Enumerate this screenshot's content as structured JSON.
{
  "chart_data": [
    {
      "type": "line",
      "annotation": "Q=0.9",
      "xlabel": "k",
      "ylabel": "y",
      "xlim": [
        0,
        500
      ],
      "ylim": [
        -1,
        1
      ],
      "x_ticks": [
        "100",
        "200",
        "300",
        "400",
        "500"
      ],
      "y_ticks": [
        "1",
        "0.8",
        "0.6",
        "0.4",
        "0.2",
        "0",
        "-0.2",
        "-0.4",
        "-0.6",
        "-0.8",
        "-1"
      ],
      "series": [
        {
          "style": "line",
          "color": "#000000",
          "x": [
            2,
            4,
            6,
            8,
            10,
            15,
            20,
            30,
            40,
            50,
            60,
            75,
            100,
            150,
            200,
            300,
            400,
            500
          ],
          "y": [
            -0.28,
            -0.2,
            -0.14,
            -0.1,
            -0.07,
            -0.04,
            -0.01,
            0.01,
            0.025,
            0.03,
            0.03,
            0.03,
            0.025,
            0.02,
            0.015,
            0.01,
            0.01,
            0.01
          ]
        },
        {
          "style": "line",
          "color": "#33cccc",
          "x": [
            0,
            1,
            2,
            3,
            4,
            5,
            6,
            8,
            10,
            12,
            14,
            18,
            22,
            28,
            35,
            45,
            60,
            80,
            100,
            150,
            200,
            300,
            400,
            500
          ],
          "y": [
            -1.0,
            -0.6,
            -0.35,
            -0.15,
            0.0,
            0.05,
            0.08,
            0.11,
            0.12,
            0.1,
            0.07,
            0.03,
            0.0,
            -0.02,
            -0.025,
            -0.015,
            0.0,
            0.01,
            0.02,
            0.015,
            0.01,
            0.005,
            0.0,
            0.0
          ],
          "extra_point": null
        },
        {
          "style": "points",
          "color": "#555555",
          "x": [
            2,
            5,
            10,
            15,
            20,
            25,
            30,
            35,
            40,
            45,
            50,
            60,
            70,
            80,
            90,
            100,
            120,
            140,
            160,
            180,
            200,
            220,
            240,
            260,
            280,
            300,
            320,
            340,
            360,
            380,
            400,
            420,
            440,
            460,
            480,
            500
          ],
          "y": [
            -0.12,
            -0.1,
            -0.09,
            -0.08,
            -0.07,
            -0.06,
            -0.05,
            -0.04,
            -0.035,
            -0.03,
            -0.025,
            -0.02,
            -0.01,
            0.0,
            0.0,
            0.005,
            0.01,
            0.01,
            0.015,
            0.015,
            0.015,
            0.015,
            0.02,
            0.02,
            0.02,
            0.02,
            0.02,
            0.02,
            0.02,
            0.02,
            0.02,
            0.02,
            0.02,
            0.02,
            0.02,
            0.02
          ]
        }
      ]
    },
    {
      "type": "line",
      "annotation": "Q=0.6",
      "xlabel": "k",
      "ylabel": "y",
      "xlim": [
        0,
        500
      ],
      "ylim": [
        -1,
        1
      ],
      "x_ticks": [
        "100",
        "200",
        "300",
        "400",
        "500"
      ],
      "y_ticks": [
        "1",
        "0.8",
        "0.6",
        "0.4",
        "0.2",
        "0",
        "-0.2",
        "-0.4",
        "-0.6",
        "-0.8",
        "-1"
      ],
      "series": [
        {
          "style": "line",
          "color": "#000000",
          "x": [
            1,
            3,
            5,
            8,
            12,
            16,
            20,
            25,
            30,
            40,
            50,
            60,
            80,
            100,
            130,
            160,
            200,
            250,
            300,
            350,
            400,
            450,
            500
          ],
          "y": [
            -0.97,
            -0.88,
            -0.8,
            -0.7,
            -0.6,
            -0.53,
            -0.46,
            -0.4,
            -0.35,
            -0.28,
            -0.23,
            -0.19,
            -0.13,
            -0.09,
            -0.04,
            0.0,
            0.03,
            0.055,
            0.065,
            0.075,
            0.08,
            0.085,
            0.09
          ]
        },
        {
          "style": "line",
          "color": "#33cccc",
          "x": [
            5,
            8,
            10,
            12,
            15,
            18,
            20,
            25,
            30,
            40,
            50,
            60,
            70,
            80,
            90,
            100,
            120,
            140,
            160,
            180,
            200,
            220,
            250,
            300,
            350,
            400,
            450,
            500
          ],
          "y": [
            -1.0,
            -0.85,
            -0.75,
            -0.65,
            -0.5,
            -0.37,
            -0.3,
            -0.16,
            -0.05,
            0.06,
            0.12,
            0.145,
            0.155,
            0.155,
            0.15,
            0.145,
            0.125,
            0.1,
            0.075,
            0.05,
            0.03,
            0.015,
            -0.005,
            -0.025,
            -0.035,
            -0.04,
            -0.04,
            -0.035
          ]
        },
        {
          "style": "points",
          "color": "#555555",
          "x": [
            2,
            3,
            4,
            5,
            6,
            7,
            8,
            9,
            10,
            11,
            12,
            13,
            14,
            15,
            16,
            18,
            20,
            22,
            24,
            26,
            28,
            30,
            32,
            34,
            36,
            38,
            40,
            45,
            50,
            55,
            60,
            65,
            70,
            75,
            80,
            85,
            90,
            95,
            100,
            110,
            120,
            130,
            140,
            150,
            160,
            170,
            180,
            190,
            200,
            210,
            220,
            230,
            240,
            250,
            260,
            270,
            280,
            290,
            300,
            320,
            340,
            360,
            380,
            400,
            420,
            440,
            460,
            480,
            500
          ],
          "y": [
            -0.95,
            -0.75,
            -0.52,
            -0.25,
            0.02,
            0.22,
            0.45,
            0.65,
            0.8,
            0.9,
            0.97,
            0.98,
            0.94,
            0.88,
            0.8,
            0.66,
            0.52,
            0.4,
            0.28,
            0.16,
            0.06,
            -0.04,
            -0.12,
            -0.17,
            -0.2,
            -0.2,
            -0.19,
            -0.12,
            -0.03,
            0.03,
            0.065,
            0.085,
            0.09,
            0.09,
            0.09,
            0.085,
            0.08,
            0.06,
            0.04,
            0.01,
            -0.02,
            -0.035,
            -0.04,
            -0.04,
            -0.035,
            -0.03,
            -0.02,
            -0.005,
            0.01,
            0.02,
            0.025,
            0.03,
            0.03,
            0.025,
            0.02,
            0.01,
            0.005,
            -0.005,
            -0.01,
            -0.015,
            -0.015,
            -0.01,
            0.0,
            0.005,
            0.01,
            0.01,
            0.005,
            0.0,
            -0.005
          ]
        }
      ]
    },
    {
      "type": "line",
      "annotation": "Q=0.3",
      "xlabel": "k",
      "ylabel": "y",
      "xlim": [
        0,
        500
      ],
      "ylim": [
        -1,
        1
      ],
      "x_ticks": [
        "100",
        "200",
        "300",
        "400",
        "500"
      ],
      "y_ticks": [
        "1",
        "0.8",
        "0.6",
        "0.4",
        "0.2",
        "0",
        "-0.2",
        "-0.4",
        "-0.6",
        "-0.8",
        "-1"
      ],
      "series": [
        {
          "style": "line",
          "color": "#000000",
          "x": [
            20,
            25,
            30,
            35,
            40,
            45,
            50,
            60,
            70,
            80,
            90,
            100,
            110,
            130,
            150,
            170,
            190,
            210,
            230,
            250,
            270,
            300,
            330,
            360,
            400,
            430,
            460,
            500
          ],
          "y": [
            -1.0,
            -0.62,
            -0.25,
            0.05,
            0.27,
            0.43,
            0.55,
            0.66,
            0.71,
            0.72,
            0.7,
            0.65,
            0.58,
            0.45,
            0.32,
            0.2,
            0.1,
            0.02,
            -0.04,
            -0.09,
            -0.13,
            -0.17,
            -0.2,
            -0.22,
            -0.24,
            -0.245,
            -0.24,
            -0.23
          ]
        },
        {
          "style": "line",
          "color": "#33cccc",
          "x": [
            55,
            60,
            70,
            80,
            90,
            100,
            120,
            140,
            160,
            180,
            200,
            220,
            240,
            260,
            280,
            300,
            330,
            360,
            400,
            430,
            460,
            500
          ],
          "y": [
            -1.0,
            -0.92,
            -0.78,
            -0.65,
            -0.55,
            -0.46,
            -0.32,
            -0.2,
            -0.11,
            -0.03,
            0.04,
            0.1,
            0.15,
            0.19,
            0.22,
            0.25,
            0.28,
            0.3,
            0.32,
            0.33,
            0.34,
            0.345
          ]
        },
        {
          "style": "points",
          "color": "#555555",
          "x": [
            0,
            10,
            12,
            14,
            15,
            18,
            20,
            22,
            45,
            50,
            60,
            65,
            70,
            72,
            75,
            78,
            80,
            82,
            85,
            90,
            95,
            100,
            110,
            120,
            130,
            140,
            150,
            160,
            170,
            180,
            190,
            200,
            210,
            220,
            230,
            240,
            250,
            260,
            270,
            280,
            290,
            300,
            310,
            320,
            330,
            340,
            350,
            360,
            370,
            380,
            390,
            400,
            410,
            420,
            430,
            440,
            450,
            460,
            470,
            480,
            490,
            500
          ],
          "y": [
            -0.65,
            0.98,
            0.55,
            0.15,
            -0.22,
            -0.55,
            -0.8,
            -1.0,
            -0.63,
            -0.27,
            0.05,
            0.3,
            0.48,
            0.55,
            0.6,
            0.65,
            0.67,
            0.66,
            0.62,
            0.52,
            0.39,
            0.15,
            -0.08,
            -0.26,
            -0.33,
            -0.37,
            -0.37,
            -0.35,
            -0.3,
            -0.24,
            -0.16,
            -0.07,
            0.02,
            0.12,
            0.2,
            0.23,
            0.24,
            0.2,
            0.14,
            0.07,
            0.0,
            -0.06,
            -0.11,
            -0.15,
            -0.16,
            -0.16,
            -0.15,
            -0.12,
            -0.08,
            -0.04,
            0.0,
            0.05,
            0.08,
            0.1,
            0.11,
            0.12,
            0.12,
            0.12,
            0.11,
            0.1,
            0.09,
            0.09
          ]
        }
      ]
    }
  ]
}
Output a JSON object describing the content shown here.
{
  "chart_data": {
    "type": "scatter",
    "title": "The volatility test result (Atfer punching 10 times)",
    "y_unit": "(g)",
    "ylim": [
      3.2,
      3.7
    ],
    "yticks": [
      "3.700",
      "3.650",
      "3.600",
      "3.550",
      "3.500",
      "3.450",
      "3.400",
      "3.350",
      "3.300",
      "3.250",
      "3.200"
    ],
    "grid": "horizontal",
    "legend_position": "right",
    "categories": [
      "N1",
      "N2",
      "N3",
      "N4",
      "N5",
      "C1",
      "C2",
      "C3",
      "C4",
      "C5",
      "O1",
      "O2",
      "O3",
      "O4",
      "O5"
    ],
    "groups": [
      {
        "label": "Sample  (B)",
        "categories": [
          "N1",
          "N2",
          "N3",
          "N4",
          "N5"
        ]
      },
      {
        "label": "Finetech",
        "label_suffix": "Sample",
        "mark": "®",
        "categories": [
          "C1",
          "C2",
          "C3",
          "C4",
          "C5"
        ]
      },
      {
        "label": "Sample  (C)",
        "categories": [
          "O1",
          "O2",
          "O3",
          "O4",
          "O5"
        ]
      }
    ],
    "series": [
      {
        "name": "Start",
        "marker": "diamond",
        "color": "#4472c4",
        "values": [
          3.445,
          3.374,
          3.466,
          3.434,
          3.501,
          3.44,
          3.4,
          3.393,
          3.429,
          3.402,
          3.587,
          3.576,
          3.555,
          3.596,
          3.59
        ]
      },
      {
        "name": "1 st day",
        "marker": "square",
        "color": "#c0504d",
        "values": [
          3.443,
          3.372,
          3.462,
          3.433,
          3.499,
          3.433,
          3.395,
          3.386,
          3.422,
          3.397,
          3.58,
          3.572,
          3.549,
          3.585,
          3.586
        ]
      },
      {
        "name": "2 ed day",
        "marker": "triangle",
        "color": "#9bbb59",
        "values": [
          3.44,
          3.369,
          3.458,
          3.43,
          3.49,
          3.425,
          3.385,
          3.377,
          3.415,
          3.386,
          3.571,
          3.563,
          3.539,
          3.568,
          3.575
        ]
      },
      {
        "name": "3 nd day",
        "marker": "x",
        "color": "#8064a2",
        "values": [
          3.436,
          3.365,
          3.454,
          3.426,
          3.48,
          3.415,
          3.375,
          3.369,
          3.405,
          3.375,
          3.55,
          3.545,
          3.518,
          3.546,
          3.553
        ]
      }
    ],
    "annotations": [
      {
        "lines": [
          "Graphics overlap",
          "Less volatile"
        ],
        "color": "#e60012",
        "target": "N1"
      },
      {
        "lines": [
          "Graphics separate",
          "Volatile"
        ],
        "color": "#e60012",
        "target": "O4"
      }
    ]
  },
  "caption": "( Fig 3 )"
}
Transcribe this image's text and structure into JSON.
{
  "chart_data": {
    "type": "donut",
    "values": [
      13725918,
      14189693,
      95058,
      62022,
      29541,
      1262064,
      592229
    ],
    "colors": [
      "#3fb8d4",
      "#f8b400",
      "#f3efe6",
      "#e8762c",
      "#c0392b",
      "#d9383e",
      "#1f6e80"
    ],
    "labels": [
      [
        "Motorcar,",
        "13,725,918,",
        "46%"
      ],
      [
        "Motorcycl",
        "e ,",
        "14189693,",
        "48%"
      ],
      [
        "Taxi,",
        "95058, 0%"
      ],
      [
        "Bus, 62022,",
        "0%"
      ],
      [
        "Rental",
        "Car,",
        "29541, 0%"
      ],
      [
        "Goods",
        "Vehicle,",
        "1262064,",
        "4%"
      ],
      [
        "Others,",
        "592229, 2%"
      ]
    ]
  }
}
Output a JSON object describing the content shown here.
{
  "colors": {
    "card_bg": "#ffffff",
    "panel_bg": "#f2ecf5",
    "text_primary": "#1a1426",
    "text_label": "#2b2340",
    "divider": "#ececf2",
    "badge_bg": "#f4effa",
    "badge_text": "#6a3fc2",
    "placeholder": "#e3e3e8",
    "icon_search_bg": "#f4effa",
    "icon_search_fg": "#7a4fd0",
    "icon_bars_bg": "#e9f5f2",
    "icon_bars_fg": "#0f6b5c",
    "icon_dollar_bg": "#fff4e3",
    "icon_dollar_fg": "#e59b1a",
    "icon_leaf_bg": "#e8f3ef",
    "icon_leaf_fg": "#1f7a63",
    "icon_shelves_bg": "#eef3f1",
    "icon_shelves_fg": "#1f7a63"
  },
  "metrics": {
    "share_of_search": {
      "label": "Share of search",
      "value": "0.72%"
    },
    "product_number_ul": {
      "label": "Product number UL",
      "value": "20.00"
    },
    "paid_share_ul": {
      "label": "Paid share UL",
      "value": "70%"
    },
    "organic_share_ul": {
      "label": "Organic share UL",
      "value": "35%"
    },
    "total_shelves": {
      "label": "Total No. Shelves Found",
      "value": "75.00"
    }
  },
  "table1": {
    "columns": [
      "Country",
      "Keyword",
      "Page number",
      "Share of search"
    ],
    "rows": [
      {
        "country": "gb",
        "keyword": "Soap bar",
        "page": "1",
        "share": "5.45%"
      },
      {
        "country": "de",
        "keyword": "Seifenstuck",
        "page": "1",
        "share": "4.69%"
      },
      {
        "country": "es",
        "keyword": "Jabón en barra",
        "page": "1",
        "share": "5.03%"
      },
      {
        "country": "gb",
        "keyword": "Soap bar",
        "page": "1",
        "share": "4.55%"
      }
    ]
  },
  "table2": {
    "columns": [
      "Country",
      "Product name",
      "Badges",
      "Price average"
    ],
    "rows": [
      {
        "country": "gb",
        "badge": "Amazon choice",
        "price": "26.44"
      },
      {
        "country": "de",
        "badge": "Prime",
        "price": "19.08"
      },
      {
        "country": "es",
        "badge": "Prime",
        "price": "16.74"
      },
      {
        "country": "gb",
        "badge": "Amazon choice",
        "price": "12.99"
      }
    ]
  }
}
━━━━━━━━━━
Brief: Look through the material above and work out how many of its lines contain "name". State the number only.

Response: 5